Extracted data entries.
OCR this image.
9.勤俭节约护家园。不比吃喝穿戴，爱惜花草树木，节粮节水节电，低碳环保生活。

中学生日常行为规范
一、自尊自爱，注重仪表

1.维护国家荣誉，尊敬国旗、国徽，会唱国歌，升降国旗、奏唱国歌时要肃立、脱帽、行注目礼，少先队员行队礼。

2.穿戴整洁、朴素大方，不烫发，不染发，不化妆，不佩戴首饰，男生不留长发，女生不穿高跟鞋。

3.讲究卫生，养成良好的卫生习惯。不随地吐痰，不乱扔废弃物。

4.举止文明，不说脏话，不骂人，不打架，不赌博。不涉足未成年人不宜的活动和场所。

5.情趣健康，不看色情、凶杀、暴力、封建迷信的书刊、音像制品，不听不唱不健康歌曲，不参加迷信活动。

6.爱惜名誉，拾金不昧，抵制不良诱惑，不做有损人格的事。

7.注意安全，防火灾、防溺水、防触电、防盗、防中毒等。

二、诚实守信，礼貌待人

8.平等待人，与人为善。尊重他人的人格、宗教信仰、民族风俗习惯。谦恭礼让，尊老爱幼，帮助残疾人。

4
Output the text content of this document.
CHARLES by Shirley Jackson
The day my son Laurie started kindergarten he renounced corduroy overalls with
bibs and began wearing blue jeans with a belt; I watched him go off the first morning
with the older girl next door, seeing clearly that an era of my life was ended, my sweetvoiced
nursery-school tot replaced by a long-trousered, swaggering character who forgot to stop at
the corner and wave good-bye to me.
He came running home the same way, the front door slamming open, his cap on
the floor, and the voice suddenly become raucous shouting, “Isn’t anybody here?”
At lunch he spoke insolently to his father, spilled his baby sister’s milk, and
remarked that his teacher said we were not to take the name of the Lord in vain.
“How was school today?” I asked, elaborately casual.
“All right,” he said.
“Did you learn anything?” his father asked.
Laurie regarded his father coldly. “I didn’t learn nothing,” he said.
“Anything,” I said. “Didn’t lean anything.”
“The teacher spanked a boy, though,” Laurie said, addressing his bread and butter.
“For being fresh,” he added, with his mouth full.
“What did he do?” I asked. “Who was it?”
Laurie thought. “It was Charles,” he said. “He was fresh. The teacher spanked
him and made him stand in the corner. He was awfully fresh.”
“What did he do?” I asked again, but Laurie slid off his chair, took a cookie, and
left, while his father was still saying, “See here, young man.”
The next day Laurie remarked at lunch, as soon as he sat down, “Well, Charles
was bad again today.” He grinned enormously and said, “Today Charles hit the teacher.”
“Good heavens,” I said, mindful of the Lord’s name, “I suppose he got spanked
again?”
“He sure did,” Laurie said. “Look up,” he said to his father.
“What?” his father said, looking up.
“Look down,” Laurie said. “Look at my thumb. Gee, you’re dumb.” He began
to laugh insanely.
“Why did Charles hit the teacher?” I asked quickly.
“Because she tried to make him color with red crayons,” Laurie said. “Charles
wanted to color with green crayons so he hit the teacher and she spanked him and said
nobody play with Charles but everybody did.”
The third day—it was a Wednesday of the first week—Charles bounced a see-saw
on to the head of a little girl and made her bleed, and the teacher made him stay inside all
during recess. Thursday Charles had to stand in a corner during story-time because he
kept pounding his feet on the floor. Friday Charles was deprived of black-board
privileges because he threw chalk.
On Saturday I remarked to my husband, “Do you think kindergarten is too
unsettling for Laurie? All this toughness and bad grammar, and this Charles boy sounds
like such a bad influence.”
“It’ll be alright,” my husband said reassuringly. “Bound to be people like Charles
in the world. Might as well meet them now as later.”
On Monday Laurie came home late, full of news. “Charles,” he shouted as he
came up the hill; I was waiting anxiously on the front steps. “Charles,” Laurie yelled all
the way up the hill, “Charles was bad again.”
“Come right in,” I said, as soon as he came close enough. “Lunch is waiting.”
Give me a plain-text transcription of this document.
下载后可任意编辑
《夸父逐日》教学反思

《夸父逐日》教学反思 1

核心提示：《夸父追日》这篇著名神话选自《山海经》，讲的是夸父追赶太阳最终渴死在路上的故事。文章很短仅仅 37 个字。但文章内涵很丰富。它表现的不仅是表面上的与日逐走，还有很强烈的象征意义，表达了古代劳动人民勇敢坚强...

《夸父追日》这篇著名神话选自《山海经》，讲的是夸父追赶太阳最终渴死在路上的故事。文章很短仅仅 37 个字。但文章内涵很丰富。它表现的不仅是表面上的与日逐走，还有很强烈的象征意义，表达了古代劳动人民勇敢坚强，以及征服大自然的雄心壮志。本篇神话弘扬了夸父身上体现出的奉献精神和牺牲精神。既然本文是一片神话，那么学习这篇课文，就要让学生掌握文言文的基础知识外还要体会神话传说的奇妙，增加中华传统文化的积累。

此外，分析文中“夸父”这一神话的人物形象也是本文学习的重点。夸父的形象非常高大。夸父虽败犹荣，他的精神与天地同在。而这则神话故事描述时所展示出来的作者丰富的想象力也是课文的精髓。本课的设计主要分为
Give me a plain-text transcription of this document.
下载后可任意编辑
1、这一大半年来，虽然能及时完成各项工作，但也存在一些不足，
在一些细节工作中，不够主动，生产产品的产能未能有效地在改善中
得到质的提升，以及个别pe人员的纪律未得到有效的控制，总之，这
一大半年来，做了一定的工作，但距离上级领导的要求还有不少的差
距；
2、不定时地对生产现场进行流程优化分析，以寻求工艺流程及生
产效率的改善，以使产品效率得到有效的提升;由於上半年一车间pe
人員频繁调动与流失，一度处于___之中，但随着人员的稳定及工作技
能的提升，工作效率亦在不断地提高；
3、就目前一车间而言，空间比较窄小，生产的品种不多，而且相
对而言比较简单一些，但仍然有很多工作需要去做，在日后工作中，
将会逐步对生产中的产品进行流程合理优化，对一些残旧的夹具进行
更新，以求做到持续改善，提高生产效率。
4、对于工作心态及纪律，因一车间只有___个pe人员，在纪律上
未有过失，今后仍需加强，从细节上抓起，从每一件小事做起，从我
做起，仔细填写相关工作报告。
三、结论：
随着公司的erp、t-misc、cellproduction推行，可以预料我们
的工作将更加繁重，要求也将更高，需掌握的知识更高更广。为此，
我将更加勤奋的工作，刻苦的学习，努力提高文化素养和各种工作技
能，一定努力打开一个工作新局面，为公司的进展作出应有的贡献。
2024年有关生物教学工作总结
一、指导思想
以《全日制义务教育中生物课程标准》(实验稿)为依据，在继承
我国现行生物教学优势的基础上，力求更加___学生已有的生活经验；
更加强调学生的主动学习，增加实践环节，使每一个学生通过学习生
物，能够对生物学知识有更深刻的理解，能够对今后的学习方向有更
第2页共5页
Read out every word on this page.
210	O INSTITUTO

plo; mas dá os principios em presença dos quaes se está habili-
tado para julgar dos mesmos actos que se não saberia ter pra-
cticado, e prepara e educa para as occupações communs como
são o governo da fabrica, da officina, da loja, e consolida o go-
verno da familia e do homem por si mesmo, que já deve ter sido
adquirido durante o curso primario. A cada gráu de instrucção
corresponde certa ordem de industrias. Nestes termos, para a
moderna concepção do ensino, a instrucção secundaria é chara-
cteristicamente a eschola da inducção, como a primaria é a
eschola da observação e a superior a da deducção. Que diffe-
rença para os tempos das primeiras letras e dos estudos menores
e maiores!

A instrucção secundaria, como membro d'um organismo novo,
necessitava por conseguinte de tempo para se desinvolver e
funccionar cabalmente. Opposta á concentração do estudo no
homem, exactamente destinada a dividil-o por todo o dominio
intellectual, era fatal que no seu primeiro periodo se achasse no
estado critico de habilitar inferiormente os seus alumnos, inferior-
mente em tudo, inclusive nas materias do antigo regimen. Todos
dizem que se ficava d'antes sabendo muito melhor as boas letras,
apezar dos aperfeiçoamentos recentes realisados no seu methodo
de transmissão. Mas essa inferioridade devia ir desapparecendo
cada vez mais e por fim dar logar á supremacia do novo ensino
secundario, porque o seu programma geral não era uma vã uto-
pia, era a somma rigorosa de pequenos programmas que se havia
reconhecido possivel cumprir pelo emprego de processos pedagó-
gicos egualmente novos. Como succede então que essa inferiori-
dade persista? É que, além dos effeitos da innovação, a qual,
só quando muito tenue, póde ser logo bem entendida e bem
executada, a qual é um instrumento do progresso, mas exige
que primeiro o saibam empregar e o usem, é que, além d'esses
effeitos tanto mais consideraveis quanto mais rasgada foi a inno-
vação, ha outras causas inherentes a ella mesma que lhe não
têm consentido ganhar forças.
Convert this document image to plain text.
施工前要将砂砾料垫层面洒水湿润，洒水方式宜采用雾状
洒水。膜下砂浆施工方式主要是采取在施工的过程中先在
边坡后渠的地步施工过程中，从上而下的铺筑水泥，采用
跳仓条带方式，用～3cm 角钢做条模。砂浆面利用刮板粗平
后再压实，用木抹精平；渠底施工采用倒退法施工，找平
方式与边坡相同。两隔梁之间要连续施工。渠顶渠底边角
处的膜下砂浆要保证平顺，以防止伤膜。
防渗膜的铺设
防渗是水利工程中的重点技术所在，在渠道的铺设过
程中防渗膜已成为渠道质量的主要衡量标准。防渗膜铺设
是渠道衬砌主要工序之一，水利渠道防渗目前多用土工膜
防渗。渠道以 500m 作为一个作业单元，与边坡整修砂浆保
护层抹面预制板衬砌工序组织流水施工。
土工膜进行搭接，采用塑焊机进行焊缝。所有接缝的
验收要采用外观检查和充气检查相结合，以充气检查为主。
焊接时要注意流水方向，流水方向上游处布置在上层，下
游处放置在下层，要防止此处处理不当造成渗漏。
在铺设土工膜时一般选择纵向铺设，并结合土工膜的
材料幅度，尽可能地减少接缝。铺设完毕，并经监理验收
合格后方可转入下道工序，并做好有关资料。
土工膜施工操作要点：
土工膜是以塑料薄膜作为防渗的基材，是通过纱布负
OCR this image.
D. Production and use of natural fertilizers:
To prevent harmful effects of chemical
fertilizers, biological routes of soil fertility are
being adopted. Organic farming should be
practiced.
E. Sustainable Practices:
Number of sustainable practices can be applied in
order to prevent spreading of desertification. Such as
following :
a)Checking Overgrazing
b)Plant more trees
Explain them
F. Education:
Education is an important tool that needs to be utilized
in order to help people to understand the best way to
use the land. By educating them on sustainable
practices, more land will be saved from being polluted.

What you have to do. Copy every line of the records above that holds the word "learn".

The result.
“Did you learn anything?” his father asked.
Laurie regarded his father coldly. “I didn’t learn nothing,” he said.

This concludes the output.